§ **WHAT TO PRODUCE**
Output the data below in full, character for character.

§ **DATASET RECORDS**

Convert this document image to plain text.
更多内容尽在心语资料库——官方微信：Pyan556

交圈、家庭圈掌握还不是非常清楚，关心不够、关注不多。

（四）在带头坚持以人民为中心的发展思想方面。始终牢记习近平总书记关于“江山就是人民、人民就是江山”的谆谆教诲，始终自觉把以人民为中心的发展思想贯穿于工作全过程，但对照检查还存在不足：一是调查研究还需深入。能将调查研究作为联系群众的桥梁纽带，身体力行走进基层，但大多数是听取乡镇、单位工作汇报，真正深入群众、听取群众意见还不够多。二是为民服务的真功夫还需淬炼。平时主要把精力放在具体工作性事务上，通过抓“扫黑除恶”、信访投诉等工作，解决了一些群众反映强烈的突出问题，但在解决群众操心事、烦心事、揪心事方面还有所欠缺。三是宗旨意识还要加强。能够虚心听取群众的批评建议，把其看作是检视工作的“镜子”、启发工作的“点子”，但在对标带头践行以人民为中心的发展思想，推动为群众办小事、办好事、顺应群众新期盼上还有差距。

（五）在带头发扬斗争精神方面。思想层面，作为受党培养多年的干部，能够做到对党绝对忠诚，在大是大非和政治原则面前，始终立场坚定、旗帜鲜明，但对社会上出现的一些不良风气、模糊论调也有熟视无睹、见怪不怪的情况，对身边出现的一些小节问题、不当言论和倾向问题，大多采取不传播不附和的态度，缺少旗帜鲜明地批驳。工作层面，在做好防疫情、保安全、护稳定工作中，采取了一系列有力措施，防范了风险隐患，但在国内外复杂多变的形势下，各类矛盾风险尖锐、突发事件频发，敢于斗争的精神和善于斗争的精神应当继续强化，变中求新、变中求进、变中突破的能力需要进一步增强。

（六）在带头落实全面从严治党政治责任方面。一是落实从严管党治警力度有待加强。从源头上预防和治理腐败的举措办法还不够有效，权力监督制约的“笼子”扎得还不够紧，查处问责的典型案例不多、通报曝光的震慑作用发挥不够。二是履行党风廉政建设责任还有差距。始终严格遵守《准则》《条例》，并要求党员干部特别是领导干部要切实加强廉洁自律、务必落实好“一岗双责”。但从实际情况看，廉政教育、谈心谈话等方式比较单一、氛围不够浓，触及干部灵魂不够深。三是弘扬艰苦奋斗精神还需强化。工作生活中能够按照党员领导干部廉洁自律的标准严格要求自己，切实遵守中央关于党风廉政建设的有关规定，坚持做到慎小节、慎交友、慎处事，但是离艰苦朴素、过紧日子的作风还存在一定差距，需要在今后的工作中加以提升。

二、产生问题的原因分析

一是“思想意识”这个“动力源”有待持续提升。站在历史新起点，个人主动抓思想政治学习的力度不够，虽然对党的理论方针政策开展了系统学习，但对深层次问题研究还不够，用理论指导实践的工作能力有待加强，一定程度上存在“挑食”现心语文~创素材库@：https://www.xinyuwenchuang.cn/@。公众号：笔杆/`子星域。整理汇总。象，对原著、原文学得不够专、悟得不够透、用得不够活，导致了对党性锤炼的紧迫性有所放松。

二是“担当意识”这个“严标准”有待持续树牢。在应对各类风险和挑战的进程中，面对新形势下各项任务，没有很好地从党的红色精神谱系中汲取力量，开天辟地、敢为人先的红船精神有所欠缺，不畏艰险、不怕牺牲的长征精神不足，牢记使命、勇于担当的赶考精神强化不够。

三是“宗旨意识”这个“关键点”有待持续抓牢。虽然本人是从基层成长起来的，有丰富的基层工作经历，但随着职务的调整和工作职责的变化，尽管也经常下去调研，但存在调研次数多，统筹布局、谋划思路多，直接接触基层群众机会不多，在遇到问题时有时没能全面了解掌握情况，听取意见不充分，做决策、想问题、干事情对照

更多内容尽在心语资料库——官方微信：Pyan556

§ **PROBLEM SOLUTION**
Convert this document image to plain text.
更多内容尽在心语资料库——官方微信：Pyan556

交圈、家庭圈掌握还不是非常清楚，关心不够、关注不多。

（四）在带头坚持以人民为中心的发展思想方面。始终牢记习近平总书记关于“江山就是人民、人民就是江山”的谆谆教诲，始终自觉把以人民为中心的发展思想贯穿于工作全过程，但对照检查还存在不足：一是调查研究还需深入。能将调查研究作为联系群众的桥梁纽带，身体力行走进基层，但大多数是听取乡镇、单位工作汇报，真正深入群众、听取群众意见还不够多。二是为民服务的真功夫还需淬炼。平时主要把精力放在具体工作性事务上，通过抓“扫黑除恶”、信访投诉等工作，解决了一些群众反映强烈的突出问题，但在解决群众操心事、烦心事、揪心事方面还有所欠缺。三是宗旨意识还要加强。能够虚心听取群众的批评建议，把其看作是检视工作的“镜子”、启发工作的“点子”，但在对标带头践行以人民为中心的发展思想，推动为群众办小事、办好事、顺应群众新期盼上还有差距。

（五）在带头发扬斗争精神方面。思想层面，作为受党培养多年的干部，能够做到对党绝对忠诚，在大是大非和政治原则面前，始终立场坚定、旗帜鲜明，但对社会上出现的一些不良风气、模糊论调也有熟视无睹、见怪不怪的情况，对身边出现的一些小节问题、不当言论和倾向问题，大多采取不传播不附和的态度，缺少旗帜鲜明地批驳。工作层面，在做好防疫情、保安全、护稳定工作中，采取了一系列有力措施，防范了风险隐患，但在国内外复杂多变的形势下，各类矛盾风险尖锐、突发事件频发，敢于斗争的精神和善于斗争的精神应当继续强化，变中求新、变中求进、变中突破的能力需要进一步增强。

（六）在带头落实全面从严治党政治责任方面。一是落实从严管党治警力度有待加强。从源头上预防和治理腐败的举措办法还不够有效，权力监督制约的“笼子”扎得还不够紧，查处问责的典型案例不多、通报曝光的震慑作用发挥不够。二是履行党风廉政建设责任还有差距。始终严格遵守《准则》《条例》，并要求党员干部特别是领导干部要切实加强廉洁自律、务必落实好“一岗双责”。但从实际情况看，廉政教育、谈心谈话等方式比较单一、氛围不够浓，触及干部灵魂不够深。三是弘扬艰苦奋斗精神还需强化。工作生活中能够按照党员领导干部廉洁自律的标准严格要求自己，切实遵守中央关于党风廉政建设的有关规定，坚持做到慎小节、慎交友、慎处事，但是离艰苦朴素、过紧日子的作风还存在一定差距，需要在今后的工作中加以提升。

二、产生问题的原因分析

一是“思想意识”这个“动力源”有待持续提升。站在历史新起点，个人主动抓思想政治学习的力度不够，虽然对党的理论方针政策开展了系统学习，但对深层次问题研究还不够，用理论指导实践的工作能力有待加强，一定程度上存在“挑食”现心语文~创素材库@：https://www.xinyuwenchuang.cn/@。公众号：笔杆/`子星域。整理汇总。象，对原著、原文学得不够专、悟得不够透、用得不够活，导致了对党性锤炼的紧迫性有所放松。

二是“担当意识”这个“严标准”有待持续树牢。在应对各类风险和挑战的进程中，面对新形势下各项任务，没有很好地从党的红色精神谱系中汲取力量，开天辟地、敢为人先的红船精神有所欠缺，不畏艰险、不怕牺牲的长征精神不足，牢记使命、勇于担当的赶考精神强化不够。

三是“宗旨意识”这个“关键点”有待持续抓牢。虽然本人是从基层成长起来的，有丰富的基层工作经历，但随着职务的调整和工作职责的变化，尽管也经常下去调研，但存在调研次数多，统筹布局、谋划思路多，直接接触基层群众机会不多，在遇到问题时有时没能全面了解掌握情况，听取意见不充分，做决策、想问题、干事情对照

更多内容尽在心语资料库——官方微信：Pyan556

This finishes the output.